* EXERCISE OBJECTIVE *
Examine the entries below, count the lines holding the string "What", and respond with the number only.

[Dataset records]
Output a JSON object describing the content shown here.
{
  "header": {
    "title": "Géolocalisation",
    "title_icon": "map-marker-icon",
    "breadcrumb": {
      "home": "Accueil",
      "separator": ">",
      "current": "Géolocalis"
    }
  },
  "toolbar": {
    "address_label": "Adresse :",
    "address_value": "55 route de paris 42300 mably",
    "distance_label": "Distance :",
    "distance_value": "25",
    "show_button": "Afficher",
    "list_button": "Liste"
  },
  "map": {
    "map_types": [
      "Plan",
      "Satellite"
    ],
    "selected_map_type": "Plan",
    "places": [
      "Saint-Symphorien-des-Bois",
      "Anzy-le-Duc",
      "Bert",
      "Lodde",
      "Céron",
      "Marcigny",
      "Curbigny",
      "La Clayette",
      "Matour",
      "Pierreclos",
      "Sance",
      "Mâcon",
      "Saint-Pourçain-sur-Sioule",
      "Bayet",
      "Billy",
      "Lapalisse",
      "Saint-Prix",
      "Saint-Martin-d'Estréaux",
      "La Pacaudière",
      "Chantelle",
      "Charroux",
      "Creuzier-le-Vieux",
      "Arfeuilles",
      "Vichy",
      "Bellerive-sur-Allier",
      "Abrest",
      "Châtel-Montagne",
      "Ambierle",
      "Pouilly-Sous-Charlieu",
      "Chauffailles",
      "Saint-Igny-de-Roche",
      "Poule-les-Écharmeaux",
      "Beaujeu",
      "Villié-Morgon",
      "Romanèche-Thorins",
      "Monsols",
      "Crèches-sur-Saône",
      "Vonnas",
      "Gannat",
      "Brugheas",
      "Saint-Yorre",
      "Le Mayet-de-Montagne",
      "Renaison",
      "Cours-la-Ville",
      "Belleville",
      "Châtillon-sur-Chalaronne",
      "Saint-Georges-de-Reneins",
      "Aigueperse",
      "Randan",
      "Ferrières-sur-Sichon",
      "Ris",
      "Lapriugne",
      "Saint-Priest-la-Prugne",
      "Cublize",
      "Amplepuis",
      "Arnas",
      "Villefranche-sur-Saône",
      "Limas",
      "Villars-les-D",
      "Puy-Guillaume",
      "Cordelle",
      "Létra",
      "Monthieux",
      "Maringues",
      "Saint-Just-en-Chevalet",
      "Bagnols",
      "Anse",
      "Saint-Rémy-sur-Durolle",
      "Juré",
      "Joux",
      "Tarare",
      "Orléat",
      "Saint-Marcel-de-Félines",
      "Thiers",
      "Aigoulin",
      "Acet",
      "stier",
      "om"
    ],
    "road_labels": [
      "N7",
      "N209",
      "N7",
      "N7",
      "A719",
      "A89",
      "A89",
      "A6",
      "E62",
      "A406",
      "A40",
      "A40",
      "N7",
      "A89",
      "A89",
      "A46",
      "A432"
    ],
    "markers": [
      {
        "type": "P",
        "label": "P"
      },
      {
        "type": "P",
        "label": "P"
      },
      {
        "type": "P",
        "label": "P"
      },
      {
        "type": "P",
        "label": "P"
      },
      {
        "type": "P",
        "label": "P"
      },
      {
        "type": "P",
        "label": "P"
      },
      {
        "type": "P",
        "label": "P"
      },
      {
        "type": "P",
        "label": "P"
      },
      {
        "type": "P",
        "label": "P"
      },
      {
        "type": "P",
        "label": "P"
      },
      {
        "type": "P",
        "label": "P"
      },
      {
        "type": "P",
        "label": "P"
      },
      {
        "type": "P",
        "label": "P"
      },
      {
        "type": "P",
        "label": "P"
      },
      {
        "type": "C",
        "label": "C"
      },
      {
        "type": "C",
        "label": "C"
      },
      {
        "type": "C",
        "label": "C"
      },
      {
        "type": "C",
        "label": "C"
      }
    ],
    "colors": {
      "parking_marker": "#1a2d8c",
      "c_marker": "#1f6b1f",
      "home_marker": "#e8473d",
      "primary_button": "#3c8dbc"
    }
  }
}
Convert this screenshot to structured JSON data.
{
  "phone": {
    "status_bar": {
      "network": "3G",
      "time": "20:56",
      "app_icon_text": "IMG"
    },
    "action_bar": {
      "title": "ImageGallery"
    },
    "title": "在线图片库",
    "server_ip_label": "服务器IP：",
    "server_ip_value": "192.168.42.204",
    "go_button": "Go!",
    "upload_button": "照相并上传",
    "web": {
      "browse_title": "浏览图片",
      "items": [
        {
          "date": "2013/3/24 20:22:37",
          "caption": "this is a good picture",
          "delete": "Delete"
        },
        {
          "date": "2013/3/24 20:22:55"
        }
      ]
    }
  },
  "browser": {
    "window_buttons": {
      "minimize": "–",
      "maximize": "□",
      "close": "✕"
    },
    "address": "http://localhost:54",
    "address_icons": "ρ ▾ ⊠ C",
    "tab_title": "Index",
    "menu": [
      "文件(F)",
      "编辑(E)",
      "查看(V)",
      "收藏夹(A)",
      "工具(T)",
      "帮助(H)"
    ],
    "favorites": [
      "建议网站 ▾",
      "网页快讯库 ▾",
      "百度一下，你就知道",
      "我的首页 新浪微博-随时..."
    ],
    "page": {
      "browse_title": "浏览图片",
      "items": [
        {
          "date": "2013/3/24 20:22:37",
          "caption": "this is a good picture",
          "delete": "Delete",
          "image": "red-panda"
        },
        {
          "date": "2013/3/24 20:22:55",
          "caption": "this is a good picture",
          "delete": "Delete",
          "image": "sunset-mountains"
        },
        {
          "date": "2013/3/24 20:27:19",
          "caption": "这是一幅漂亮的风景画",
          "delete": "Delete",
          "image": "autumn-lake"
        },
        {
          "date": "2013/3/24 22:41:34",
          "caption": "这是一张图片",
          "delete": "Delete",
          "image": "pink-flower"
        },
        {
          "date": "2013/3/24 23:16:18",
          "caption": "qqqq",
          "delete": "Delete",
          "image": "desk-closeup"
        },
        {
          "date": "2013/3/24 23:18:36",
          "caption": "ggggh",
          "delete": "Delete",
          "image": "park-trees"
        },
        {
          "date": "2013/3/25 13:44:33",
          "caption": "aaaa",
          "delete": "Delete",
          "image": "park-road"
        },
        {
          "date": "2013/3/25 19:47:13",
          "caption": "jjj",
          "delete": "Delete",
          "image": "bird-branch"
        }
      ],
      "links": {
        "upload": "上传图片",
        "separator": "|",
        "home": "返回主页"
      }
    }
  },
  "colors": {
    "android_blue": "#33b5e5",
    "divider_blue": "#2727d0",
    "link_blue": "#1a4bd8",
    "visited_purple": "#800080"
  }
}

* * *

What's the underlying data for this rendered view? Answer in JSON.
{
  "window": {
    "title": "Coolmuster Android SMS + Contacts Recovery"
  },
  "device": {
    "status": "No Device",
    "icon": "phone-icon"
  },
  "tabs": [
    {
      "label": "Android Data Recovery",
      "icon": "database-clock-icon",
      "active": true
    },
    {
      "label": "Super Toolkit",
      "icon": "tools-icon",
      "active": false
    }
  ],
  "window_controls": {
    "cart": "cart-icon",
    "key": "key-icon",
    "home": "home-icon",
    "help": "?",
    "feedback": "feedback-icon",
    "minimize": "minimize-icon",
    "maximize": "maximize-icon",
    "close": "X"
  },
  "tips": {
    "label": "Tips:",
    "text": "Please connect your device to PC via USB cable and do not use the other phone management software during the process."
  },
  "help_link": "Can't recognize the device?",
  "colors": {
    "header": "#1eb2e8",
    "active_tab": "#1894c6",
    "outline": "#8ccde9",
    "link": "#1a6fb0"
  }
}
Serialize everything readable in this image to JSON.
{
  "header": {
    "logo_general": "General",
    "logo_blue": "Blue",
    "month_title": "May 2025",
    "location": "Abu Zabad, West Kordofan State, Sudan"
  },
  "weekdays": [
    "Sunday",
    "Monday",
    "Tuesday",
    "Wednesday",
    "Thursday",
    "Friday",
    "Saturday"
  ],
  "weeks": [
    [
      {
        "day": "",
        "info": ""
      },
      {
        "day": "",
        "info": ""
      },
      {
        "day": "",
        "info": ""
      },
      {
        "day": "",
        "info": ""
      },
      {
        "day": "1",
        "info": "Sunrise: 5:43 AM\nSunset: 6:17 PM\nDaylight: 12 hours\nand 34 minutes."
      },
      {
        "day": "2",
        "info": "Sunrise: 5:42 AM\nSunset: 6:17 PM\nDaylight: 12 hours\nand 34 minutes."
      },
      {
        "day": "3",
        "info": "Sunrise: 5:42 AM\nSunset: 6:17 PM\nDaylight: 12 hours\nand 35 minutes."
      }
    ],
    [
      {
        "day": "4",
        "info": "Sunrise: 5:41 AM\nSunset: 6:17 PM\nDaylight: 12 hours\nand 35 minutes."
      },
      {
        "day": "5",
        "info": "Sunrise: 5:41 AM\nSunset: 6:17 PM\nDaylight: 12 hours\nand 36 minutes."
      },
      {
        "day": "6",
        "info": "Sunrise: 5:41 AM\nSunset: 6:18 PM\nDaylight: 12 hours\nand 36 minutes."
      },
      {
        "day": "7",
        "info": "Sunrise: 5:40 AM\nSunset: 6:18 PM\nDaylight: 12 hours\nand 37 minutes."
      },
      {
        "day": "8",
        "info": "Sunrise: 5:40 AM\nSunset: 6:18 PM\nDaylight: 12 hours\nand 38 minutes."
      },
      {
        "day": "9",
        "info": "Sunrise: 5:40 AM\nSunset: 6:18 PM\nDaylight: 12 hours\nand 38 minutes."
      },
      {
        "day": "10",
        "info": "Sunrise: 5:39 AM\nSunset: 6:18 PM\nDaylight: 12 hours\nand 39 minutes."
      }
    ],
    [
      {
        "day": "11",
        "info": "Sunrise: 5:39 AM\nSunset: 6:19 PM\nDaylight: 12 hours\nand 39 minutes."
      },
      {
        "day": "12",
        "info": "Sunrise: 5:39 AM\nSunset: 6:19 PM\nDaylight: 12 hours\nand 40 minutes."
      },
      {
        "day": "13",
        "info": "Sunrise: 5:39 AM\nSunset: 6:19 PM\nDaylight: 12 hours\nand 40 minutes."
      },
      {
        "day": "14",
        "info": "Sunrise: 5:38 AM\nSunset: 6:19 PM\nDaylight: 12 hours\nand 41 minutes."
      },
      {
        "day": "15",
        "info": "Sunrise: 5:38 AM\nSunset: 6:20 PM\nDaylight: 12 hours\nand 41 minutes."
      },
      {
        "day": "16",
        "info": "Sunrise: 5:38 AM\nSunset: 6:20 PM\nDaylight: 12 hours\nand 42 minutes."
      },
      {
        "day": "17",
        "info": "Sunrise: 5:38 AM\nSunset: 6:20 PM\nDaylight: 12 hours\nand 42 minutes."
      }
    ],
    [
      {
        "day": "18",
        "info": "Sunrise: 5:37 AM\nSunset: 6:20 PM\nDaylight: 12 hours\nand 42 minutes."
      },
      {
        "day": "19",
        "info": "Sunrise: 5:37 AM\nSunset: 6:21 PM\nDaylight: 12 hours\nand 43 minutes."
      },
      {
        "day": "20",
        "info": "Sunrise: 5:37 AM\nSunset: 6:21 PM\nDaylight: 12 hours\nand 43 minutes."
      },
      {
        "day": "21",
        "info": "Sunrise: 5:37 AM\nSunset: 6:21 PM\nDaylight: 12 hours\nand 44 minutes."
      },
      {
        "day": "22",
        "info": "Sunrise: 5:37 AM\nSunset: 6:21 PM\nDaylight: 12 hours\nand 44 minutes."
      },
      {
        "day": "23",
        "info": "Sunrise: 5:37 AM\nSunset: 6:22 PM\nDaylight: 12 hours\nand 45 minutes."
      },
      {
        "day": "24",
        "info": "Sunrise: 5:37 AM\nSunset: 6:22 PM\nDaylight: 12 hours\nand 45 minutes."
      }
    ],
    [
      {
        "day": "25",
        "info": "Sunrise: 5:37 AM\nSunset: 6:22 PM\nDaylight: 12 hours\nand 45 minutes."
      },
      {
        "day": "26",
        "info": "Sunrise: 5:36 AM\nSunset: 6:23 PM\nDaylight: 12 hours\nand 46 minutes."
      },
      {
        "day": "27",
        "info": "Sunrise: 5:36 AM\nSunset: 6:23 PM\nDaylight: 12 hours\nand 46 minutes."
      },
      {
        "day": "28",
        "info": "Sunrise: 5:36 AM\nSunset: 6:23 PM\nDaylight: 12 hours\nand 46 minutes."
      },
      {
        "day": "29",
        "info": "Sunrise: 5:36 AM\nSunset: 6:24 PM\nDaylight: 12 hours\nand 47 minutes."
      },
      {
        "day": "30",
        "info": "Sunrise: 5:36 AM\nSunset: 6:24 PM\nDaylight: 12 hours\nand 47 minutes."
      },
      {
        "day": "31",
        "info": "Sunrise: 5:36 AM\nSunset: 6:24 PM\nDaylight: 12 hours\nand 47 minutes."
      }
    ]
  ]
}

--

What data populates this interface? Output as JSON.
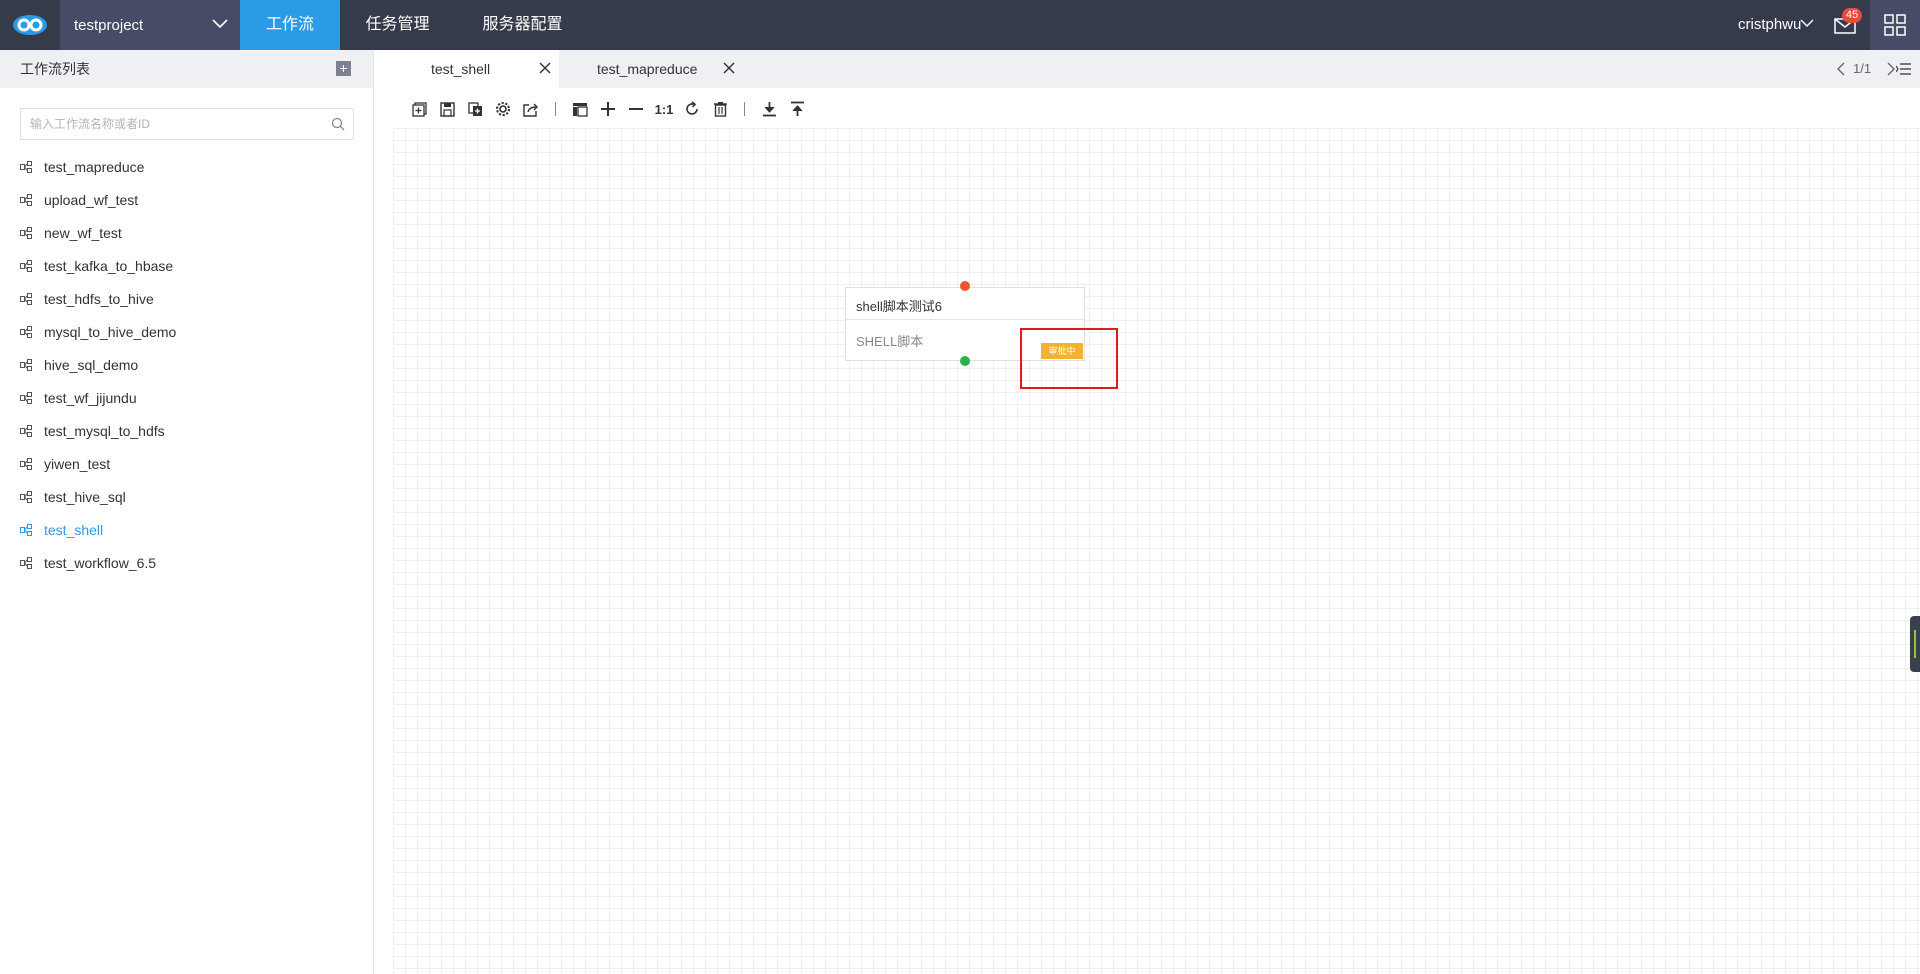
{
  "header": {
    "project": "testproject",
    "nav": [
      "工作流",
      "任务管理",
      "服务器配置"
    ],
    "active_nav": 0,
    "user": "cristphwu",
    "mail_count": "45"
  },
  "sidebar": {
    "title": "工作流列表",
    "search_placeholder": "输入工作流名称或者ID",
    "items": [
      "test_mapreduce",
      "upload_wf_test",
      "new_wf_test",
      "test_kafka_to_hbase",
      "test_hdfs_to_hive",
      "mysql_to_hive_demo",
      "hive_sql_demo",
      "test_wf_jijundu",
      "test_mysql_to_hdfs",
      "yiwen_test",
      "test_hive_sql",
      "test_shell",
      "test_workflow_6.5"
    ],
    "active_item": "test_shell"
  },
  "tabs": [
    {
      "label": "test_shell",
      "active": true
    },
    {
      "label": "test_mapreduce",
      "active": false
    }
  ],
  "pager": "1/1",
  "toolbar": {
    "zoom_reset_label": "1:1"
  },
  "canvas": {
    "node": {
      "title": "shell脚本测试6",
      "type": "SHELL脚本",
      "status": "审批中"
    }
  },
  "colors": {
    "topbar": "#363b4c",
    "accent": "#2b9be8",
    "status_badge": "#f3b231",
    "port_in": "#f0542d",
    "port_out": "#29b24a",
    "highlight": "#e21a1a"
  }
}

* WORKED ANSWER *
2